[Dataset entries]
## begin
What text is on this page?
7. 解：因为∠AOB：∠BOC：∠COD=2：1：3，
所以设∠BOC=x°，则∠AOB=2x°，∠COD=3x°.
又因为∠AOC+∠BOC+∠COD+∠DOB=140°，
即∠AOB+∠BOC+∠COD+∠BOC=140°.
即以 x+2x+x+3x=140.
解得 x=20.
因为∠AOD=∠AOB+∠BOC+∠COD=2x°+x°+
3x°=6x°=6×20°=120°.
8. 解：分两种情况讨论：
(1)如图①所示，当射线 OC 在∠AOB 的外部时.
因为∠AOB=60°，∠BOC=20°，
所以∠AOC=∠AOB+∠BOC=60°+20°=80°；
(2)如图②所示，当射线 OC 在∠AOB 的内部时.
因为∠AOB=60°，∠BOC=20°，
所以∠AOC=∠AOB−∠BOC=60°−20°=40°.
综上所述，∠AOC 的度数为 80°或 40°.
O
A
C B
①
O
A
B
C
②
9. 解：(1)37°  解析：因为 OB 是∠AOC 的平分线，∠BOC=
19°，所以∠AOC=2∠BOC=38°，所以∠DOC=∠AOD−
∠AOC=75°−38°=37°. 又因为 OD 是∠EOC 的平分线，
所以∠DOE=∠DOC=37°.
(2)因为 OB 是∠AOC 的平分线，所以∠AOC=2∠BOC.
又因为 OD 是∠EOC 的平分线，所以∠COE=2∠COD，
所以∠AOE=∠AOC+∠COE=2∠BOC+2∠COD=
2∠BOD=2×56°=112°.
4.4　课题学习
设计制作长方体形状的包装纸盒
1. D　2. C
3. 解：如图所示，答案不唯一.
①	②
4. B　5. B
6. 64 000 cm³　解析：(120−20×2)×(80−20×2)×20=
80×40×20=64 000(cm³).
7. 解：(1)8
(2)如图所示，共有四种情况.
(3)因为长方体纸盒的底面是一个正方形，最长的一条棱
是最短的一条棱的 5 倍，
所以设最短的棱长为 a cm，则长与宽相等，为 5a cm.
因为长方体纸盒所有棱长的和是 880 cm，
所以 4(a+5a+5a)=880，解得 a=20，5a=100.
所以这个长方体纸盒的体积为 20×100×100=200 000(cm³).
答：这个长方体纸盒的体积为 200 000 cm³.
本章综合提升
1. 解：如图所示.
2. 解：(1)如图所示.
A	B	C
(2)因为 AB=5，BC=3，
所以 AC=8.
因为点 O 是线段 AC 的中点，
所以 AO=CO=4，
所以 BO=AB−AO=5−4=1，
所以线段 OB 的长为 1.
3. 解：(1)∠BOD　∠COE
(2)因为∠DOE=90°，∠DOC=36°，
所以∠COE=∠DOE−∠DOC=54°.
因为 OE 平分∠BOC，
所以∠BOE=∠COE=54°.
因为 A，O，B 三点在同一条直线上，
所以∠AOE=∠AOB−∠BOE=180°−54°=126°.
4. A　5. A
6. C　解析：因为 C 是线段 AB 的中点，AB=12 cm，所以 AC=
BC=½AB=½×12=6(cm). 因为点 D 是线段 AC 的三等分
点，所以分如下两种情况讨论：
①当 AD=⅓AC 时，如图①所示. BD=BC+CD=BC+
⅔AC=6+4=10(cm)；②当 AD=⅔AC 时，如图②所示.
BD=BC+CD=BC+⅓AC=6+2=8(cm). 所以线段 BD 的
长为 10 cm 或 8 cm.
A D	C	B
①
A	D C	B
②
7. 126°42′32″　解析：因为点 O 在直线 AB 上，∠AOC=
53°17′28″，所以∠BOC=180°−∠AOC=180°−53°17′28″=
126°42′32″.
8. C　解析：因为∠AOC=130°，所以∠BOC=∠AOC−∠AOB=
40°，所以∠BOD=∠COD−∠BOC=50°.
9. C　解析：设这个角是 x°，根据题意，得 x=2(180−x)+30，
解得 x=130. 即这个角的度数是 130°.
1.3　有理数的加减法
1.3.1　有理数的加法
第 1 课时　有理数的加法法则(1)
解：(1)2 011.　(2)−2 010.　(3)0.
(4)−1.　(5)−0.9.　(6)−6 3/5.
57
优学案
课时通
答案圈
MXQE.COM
## end
Task description: Return every line in the listing that contains the word "如图所示".

Response to this exercise:
3. 解：如图所示，答案不唯一.
(2)如图所示，共有四种情况.
1. 解：如图所示.
2. 解：(1)如图所示.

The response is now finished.